TASK STATEMENT: Reproduce the material in full, unchanged.

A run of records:
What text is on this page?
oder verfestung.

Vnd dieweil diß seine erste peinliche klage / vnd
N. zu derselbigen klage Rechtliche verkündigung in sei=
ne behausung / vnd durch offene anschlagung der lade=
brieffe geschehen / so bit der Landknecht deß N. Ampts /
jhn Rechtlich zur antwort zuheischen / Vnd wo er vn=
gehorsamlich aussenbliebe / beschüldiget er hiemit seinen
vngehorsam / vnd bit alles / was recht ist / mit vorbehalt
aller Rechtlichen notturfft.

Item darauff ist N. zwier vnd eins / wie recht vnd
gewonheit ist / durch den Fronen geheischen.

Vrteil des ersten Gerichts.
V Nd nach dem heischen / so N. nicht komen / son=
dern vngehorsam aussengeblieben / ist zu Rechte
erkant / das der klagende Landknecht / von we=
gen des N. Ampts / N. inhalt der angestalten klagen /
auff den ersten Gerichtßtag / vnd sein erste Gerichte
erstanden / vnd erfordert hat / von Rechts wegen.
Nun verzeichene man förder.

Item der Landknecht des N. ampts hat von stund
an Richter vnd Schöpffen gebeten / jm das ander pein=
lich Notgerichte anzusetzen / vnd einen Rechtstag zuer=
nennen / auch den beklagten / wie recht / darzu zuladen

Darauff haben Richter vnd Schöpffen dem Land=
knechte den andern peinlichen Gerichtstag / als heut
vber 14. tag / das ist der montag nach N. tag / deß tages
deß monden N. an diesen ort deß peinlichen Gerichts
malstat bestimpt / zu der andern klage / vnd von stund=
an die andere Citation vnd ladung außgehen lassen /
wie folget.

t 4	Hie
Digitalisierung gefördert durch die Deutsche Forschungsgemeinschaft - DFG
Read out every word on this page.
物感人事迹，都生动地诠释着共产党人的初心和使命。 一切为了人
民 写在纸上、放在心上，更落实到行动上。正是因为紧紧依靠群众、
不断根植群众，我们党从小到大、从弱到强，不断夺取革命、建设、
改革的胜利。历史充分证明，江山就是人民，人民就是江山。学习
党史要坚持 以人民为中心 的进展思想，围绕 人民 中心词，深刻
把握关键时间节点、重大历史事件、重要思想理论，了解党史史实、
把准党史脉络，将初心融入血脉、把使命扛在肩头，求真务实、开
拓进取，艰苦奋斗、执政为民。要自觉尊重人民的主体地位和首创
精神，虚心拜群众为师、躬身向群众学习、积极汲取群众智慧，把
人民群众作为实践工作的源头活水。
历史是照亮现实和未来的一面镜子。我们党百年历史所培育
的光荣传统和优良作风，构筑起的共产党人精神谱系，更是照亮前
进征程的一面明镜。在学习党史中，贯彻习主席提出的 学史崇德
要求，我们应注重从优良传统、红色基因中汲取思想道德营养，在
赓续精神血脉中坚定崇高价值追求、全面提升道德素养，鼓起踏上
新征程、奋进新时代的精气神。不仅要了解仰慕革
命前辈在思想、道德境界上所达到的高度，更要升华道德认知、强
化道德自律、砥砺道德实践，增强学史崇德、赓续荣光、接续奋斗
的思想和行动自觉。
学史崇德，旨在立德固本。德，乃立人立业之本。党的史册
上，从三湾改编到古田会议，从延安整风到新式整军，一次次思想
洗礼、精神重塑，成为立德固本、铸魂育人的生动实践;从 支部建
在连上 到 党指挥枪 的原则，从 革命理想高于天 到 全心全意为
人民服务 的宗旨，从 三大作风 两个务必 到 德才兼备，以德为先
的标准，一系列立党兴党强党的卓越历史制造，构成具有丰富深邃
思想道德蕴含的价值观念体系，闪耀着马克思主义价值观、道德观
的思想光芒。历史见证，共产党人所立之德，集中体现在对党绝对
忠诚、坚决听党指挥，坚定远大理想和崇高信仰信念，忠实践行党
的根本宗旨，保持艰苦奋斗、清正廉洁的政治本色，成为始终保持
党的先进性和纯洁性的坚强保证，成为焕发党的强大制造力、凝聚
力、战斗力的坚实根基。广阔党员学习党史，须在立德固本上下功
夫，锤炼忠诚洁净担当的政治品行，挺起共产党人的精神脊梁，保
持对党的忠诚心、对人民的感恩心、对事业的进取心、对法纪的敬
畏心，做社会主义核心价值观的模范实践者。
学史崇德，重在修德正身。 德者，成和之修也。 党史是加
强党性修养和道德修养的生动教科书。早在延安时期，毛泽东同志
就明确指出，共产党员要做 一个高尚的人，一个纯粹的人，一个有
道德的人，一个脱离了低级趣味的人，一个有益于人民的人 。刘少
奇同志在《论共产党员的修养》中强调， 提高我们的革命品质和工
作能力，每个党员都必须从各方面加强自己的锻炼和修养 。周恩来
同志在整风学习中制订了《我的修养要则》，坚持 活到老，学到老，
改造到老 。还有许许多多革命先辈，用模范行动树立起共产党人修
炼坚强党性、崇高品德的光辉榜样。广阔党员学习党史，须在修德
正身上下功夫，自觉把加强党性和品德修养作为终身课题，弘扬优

RIGHT ANSWER:
What text is on this page?
oder verfestung.

Vnd dieweil diß seine erste peinliche klage / vnd
N. zu derselbigen klage Rechtliche verkündigung in sei=
ne behausung / vnd durch offene anschlagung der lade=
brieffe geschehen / so bit der Landknecht deß N. Ampts /
jhn Rechtlich zur antwort zuheischen / Vnd wo er vn=
gehorsamlich aussenbliebe / beschüldiget er hiemit seinen
vngehorsam / vnd bit alles / was recht ist / mit vorbehalt
aller Rechtlichen notturfft.

Item darauff ist N. zwier vnd eins / wie recht vnd
gewonheit ist / durch den Fronen geheischen.

Vrteil des ersten Gerichts.
V Nd nach dem heischen / so N. nicht komen / son=
dern vngehorsam aussengeblieben / ist zu Rechte
erkant / das der klagende Landknecht / von we=
gen des N. Ampts / N. inhalt der angestalten klagen /
auff den ersten Gerichtßtag / vnd sein erste Gerichte
erstanden / vnd erfordert hat / von Rechts wegen.
Nun verzeichene man förder.

Item der Landknecht des N. ampts hat von stund
an Richter vnd Schöpffen gebeten / jm das ander pein=
lich Notgerichte anzusetzen / vnd einen Rechtstag zuer=
nennen / auch den beklagten / wie recht / darzu zuladen

Darauff haben Richter vnd Schöpffen dem Land=
knechte den andern peinlichen Gerichtstag / als heut
vber 14. tag / das ist der montag nach N. tag / deß tages
deß monden N. an diesen ort deß peinlichen Gerichts
malstat bestimpt / zu der andern klage / vnd von stund=
an die andere Citation vnd ladung außgehen lassen /
wie folget.

t 4	Hie
Digitalisierung gefördert durch die Deutsche Forschungsgemeinschaft - DFG
Read out every word on this page.
物感人事迹，都生动地诠释着共产党人的初心和使命。 一切为了人
民 写在纸上、放在心上，更落实到行动上。正是因为紧紧依靠群众、
不断根植群众，我们党从小到大、从弱到强，不断夺取革命、建设、
改革的胜利。历史充分证明，江山就是人民，人民就是江山。学习
党史要坚持 以人民为中心 的进展思想，围绕 人民 中心词，深刻
把握关键时间节点、重大历史事件、重要思想理论，了解党史史实、
把准党史脉络，将初心融入血脉、把使命扛在肩头，求真务实、开
拓进取，艰苦奋斗、执政为民。要自觉尊重人民的主体地位和首创
精神，虚心拜群众为师、躬身向群众学习、积极汲取群众智慧，把
人民群众作为实践工作的源头活水。
历史是照亮现实和未来的一面镜子。我们党百年历史所培育
的光荣传统和优良作风，构筑起的共产党人精神谱系，更是照亮前
进征程的一面明镜。在学习党史中，贯彻习主席提出的 学史崇德
要求，我们应注重从优良传统、红色基因中汲取思想道德营养，在
赓续精神血脉中坚定崇高价值追求、全面提升道德素养，鼓起踏上
新征程、奋进新时代的精气神。不仅要了解仰慕革
命前辈在思想、道德境界上所达到的高度，更要升华道德认知、强
化道德自律、砥砺道德实践，增强学史崇德、赓续荣光、接续奋斗
的思想和行动自觉。
学史崇德，旨在立德固本。德，乃立人立业之本。党的史册
上，从三湾改编到古田会议，从延安整风到新式整军，一次次思想
洗礼、精神重塑，成为立德固本、铸魂育人的生动实践;从 支部建
在连上 到 党指挥枪 的原则，从 革命理想高于天 到 全心全意为
人民服务 的宗旨，从 三大作风 两个务必 到 德才兼备，以德为先
的标准，一系列立党兴党强党的卓越历史制造，构成具有丰富深邃
思想道德蕴含的价值观念体系，闪耀着马克思主义价值观、道德观
的思想光芒。历史见证，共产党人所立之德，集中体现在对党绝对
忠诚、坚决听党指挥，坚定远大理想和崇高信仰信念，忠实践行党
的根本宗旨，保持艰苦奋斗、清正廉洁的政治本色，成为始终保持
党的先进性和纯洁性的坚强保证，成为焕发党的强大制造力、凝聚
力、战斗力的坚实根基。广阔党员学习党史，须在立德固本上下功
夫，锤炼忠诚洁净担当的政治品行，挺起共产党人的精神脊梁，保
持对党的忠诚心、对人民的感恩心、对事业的进取心、对法纪的敬
畏心，做社会主义核心价值观的模范实践者。
学史崇德，重在修德正身。 德者，成和之修也。 党史是加
强党性修养和道德修养的生动教科书。早在延安时期，毛泽东同志
就明确指出，共产党员要做 一个高尚的人，一个纯粹的人，一个有
道德的人，一个脱离了低级趣味的人，一个有益于人民的人 。刘少
奇同志在《论共产党员的修养》中强调， 提高我们的革命品质和工
作能力，每个党员都必须从各方面加强自己的锻炼和修养 。周恩来
同志在整风学习中制订了《我的修养要则》，坚持 活到老，学到老，
改造到老 。还有许许多多革命先辈，用模范行动树立起共产党人修
炼坚强党性、崇高品德的光辉榜样。广阔党员学习党史，须在修德
正身上下功夫，自觉把加强党性和品德修养作为终身课题，弘扬优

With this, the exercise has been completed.